→ Stated task
Identify and reproduce every line holding the string "name".

>> START

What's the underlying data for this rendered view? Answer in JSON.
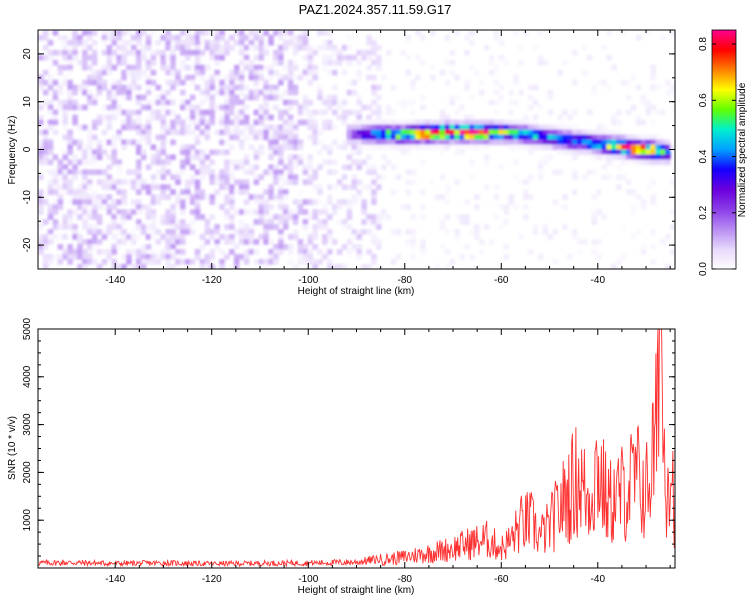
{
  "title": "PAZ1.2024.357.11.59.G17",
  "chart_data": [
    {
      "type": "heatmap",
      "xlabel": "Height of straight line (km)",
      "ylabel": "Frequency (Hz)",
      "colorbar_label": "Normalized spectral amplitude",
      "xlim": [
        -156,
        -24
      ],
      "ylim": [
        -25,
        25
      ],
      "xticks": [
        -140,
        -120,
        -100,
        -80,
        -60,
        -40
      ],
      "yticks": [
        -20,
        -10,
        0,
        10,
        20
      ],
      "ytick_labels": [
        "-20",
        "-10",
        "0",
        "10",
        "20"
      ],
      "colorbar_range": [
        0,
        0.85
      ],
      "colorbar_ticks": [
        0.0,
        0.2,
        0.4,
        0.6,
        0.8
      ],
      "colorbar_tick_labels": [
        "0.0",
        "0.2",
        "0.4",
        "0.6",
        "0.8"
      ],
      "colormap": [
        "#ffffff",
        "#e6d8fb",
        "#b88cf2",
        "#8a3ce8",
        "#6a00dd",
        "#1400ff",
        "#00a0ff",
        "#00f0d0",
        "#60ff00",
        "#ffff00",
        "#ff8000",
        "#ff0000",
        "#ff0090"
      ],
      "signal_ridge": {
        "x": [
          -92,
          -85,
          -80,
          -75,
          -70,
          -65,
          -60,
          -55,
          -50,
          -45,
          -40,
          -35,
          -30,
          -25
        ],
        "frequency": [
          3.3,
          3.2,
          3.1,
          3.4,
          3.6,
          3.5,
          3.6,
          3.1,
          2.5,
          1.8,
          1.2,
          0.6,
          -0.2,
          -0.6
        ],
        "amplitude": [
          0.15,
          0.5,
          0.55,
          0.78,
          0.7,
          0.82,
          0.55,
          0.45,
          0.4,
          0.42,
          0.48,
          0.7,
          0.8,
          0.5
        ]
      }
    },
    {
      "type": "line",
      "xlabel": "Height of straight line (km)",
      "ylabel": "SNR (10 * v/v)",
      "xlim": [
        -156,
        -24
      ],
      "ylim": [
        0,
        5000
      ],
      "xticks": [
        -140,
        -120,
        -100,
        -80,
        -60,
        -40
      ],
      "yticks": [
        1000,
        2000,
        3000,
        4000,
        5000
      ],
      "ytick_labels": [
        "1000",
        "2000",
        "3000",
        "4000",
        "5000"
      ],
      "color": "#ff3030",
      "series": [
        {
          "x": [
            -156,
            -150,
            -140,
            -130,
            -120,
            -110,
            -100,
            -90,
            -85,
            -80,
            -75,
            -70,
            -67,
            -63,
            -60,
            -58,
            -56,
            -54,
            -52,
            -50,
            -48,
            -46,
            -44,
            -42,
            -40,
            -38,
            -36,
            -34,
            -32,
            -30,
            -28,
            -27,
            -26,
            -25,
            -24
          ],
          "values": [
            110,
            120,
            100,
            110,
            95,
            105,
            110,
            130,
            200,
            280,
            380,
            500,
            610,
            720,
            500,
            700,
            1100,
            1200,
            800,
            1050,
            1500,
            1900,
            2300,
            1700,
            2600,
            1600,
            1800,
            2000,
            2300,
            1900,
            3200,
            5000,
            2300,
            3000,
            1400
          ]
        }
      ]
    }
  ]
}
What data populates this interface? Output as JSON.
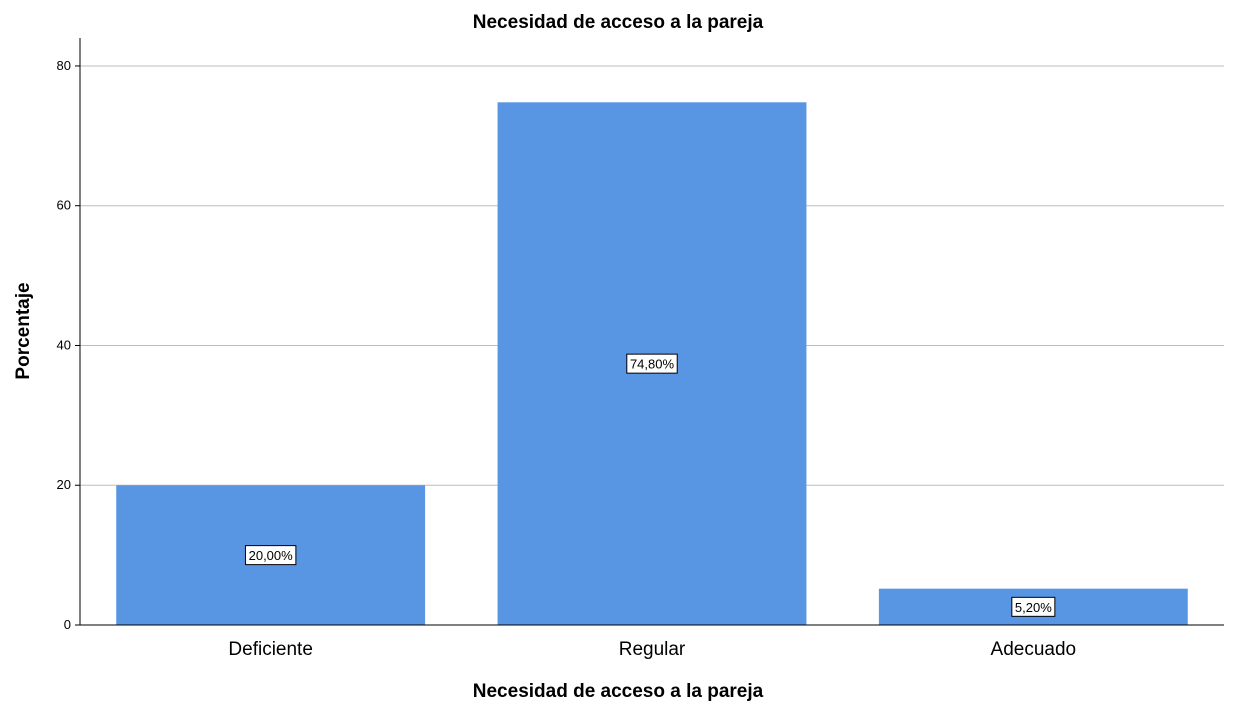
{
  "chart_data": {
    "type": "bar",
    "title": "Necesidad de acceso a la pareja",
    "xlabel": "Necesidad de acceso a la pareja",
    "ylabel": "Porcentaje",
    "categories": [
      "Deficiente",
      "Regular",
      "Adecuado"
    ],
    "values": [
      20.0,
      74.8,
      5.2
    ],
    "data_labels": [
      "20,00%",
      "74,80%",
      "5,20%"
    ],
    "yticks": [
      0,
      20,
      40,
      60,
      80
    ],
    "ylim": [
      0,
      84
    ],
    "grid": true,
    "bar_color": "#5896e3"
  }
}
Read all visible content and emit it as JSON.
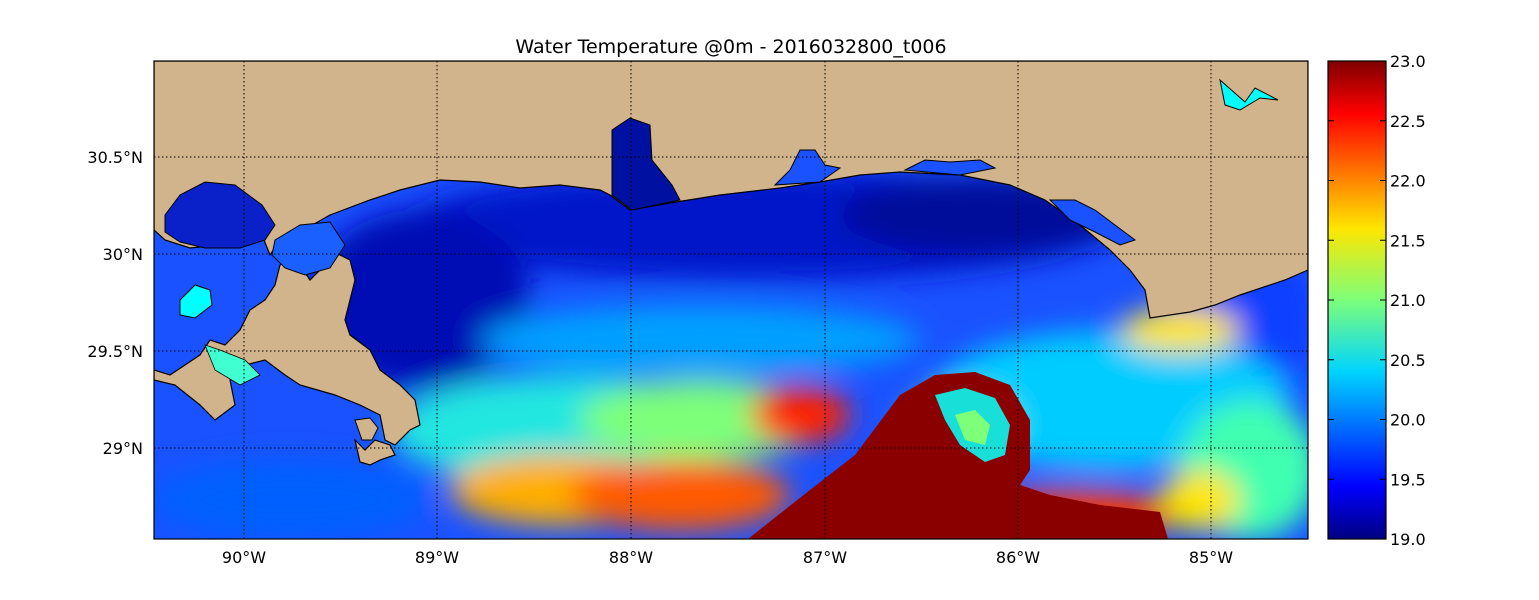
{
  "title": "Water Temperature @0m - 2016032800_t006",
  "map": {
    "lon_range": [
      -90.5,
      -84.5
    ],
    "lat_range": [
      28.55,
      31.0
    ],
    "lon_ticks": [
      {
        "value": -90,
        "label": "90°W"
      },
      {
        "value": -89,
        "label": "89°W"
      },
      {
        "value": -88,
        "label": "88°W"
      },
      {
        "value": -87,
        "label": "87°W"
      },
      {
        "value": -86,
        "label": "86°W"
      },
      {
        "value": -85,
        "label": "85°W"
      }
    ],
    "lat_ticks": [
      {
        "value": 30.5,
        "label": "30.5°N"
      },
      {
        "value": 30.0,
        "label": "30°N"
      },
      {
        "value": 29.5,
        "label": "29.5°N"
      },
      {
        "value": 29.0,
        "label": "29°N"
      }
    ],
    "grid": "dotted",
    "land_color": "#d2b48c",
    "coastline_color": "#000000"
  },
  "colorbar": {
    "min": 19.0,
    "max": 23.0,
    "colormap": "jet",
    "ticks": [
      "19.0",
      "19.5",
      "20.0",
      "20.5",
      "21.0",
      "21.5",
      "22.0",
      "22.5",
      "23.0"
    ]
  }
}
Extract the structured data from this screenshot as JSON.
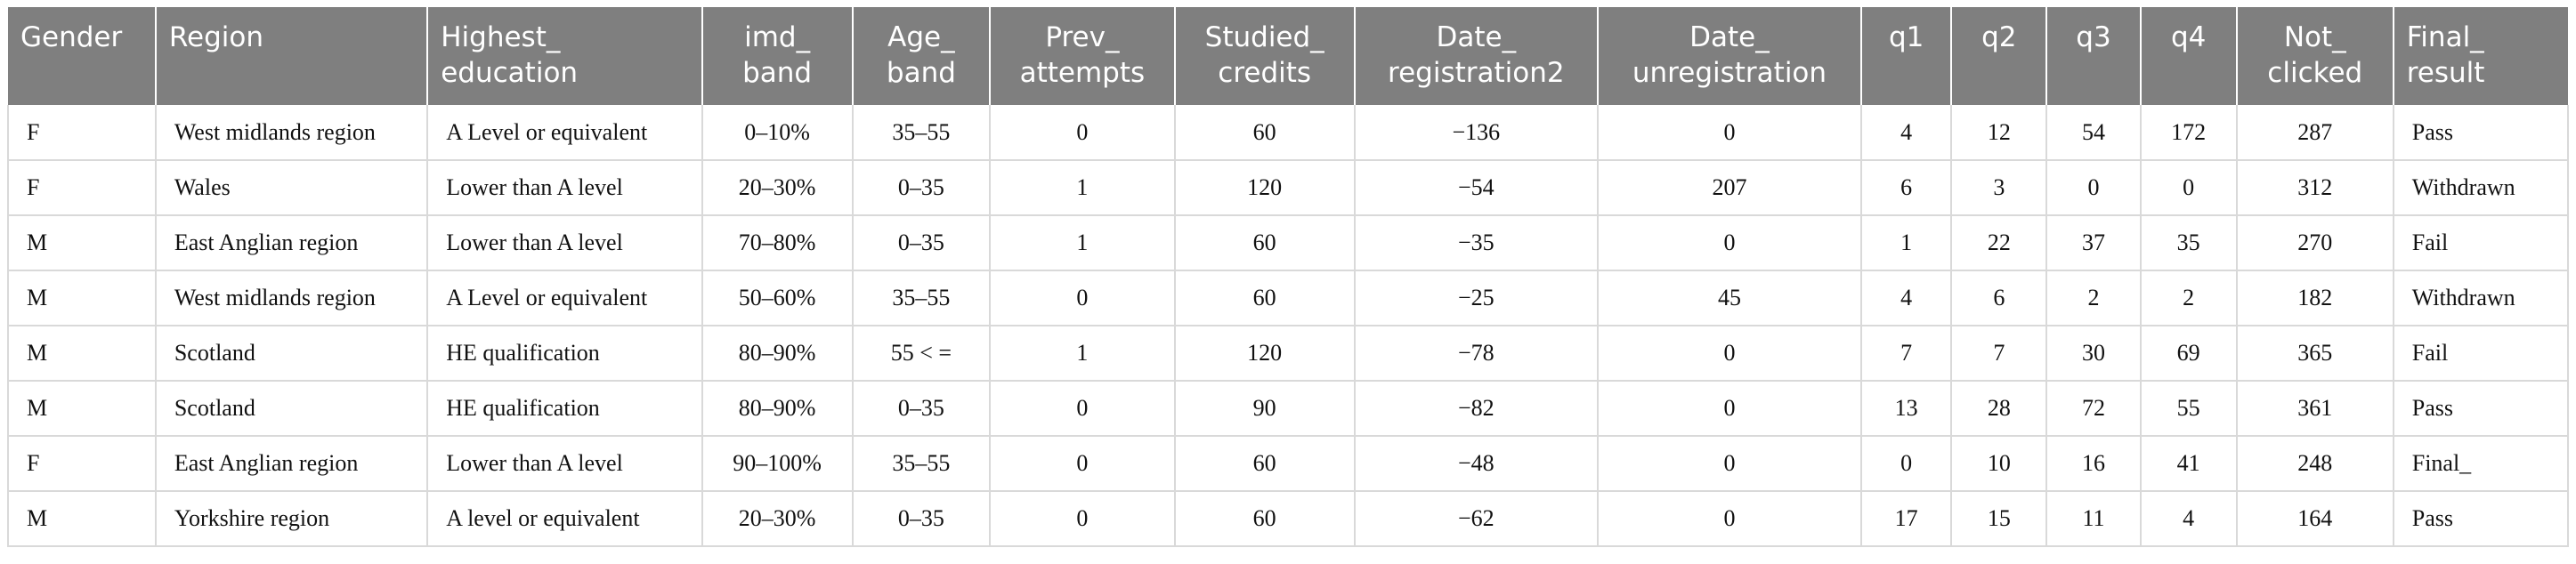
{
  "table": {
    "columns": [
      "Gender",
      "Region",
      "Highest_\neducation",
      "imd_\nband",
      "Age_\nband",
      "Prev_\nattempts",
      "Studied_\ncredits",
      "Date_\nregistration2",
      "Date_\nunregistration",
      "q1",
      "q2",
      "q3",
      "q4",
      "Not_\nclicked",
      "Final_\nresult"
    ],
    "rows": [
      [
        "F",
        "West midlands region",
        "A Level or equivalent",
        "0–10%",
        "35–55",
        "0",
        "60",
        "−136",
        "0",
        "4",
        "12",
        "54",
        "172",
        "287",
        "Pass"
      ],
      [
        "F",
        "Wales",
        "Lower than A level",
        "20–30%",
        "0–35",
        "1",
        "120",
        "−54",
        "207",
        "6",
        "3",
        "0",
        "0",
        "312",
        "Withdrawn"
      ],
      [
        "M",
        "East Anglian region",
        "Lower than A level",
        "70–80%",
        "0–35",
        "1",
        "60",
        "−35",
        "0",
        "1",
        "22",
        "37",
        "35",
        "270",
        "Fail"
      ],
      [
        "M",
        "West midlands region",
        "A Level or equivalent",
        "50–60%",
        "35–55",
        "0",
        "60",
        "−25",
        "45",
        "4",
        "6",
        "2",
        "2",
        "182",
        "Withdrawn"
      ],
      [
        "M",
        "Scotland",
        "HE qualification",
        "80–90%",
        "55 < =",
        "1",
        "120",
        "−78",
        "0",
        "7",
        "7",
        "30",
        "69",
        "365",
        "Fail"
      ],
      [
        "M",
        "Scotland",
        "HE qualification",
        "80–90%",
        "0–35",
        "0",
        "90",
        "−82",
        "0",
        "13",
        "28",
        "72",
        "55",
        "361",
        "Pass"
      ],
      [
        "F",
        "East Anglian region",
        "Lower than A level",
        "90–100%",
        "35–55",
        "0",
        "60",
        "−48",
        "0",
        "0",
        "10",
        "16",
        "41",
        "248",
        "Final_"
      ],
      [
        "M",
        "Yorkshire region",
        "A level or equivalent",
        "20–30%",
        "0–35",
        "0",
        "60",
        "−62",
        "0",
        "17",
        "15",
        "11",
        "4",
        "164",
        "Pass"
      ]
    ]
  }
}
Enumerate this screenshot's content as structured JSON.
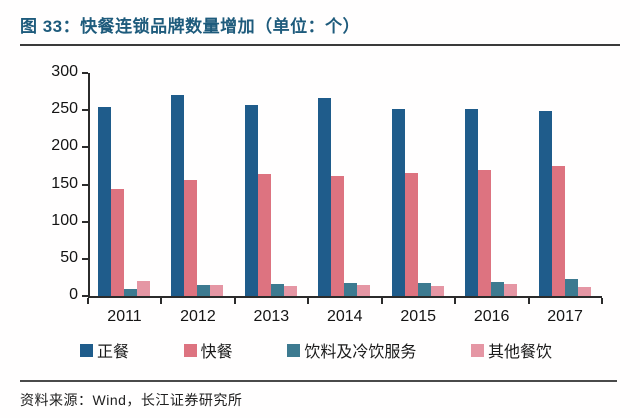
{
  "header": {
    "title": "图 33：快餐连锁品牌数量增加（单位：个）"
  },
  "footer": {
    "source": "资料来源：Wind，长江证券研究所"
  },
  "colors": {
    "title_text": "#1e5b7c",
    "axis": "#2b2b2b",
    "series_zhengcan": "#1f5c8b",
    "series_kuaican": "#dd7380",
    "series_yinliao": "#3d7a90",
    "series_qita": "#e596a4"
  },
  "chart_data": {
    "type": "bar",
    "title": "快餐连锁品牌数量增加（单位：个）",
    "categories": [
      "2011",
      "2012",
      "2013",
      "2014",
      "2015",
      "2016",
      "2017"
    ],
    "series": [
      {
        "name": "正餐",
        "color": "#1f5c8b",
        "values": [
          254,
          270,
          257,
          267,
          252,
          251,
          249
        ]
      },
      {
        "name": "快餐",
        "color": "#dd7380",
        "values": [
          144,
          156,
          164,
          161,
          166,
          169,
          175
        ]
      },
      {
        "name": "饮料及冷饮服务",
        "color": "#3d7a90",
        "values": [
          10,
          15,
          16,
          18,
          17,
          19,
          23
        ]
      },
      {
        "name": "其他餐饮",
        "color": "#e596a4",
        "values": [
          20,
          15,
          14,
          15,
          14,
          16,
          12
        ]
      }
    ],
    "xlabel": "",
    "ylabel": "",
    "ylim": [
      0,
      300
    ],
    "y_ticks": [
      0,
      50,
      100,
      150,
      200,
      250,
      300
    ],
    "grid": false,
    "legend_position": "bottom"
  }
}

>> END

→ Complete answer
        "name": "正餐",
        "name": "快餐",
        "name": "饮料及冷饮服务",
        "name": "其他餐饮",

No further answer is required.